— BEGIN Supplied information —

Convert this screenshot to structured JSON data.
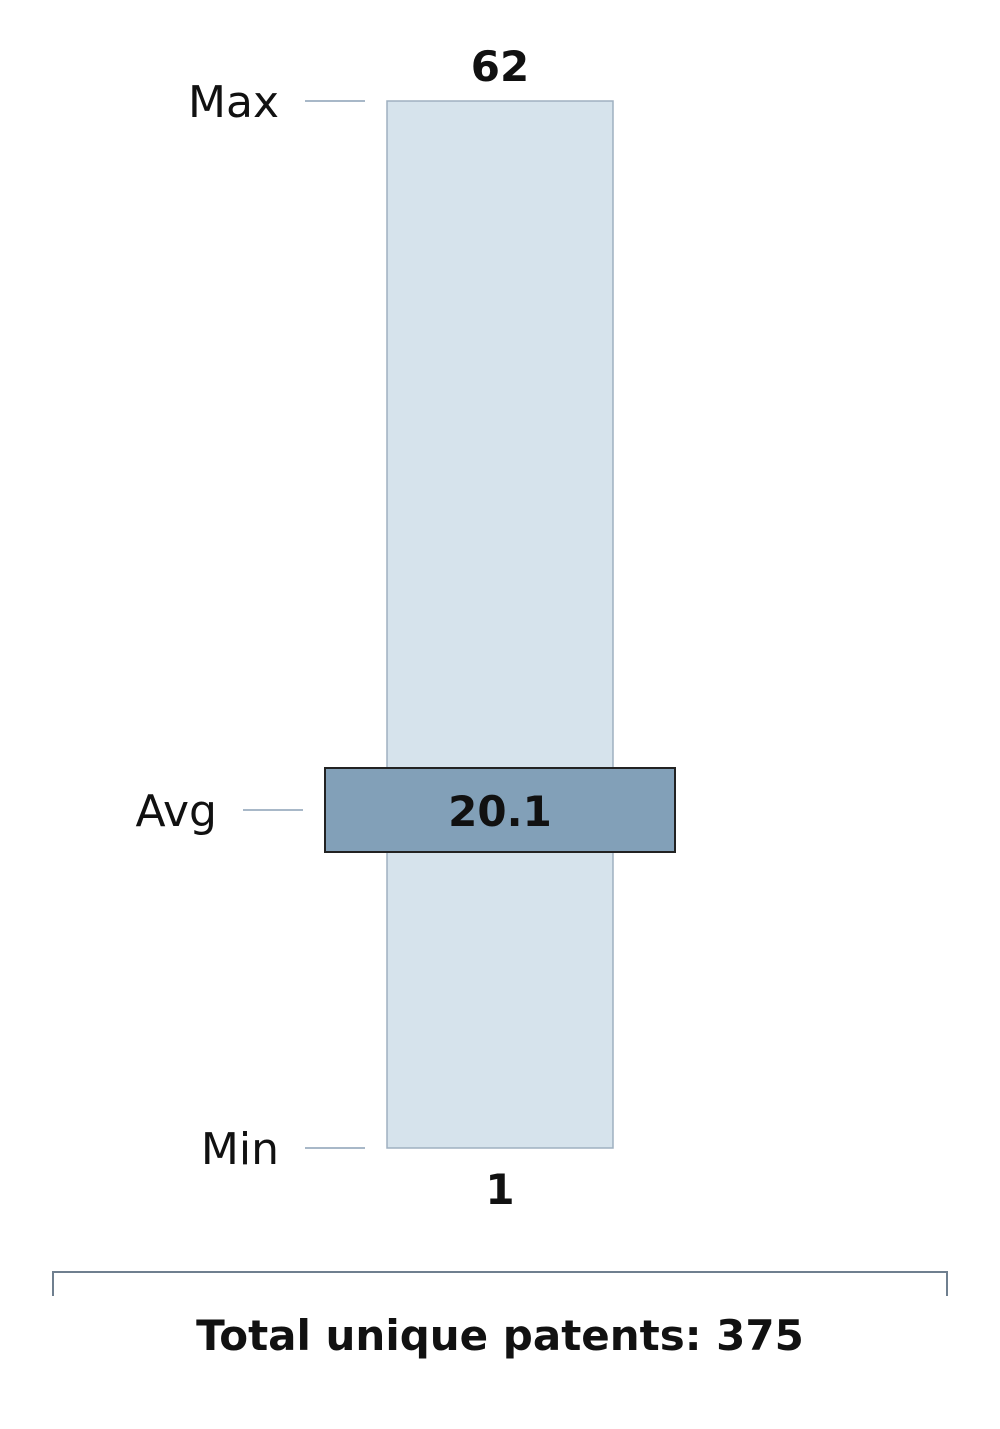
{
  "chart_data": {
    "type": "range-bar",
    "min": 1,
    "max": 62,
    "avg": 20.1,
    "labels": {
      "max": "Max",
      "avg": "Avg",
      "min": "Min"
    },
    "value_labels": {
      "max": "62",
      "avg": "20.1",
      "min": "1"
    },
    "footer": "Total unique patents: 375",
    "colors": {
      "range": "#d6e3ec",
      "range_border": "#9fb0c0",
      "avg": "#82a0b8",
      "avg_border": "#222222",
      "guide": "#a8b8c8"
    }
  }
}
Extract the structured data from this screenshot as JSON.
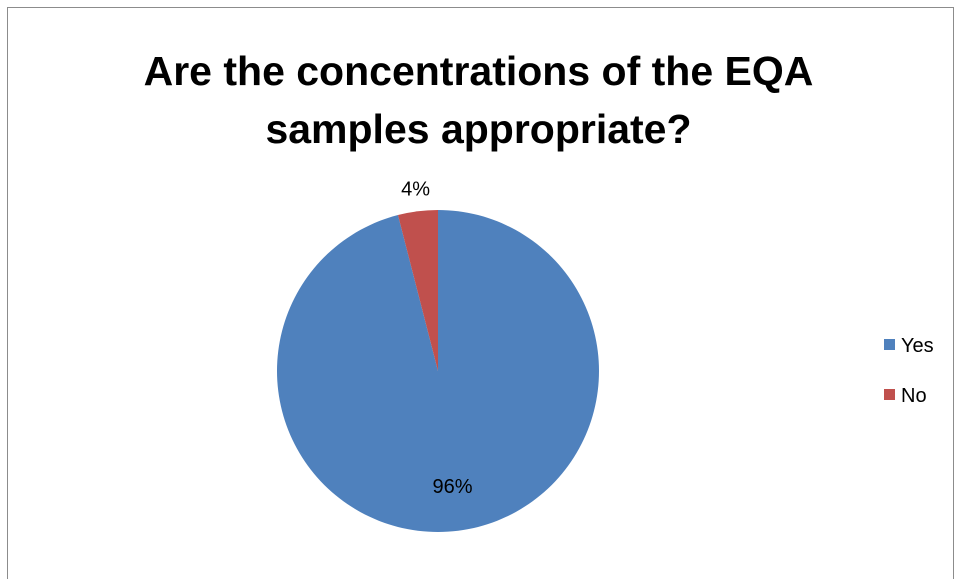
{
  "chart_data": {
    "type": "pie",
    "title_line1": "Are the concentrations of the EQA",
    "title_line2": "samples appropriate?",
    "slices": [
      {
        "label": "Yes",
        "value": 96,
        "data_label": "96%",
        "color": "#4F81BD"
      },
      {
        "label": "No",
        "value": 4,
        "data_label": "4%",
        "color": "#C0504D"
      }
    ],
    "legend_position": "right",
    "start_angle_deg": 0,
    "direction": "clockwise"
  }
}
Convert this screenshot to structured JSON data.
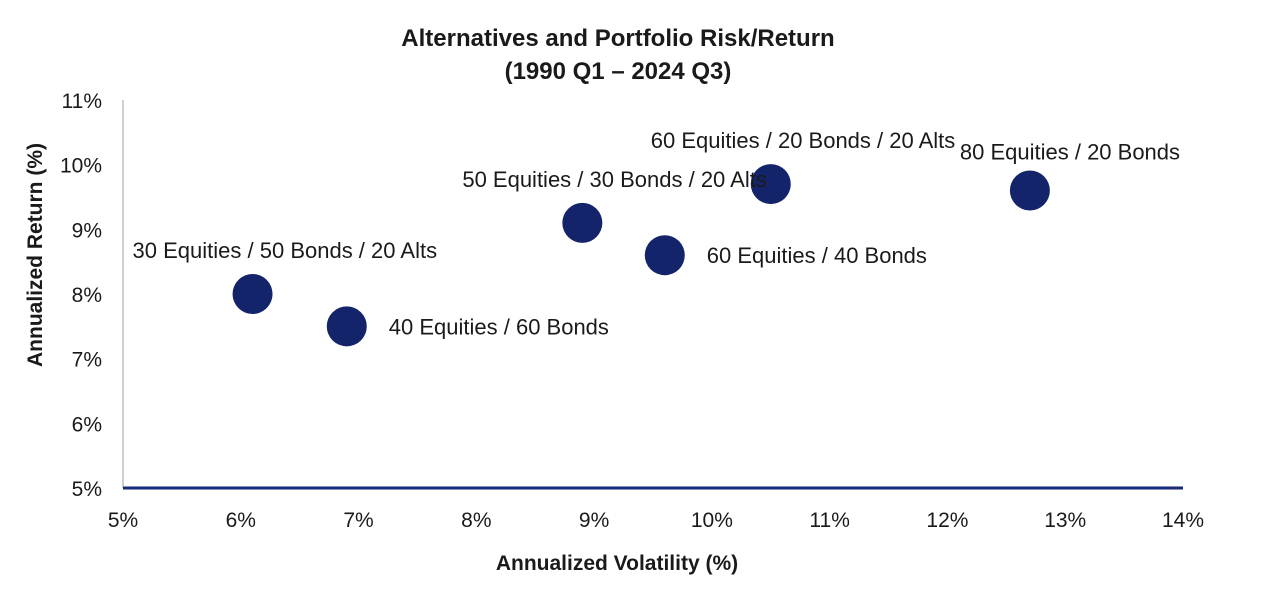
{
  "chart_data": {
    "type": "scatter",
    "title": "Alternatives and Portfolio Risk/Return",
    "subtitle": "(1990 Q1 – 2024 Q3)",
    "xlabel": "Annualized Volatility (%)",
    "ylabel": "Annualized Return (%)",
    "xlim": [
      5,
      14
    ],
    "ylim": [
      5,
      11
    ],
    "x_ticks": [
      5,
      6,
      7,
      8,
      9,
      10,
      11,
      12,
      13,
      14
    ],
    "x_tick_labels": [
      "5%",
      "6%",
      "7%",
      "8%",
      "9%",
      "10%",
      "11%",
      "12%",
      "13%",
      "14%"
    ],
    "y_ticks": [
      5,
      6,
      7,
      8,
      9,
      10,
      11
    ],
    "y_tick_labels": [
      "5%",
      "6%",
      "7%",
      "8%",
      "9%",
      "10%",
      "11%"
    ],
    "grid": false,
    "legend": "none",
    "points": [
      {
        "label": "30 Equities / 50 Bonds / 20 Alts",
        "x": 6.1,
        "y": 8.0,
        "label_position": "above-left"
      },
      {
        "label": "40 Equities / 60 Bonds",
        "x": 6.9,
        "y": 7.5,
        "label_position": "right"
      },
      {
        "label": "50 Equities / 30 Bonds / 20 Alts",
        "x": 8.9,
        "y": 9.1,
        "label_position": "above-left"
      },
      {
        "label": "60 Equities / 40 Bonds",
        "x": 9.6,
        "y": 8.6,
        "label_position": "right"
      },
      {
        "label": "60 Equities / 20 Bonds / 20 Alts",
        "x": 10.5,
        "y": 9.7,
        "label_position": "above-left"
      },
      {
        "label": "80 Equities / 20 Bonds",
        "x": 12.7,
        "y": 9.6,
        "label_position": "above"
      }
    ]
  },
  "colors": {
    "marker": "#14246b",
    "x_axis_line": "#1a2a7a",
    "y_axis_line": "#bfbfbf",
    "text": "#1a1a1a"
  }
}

— END Supplied information —

Copy each line of the entries that includes the word "type".

    "type": "range-bar",
    "type": "pie",
    "type": "scatter",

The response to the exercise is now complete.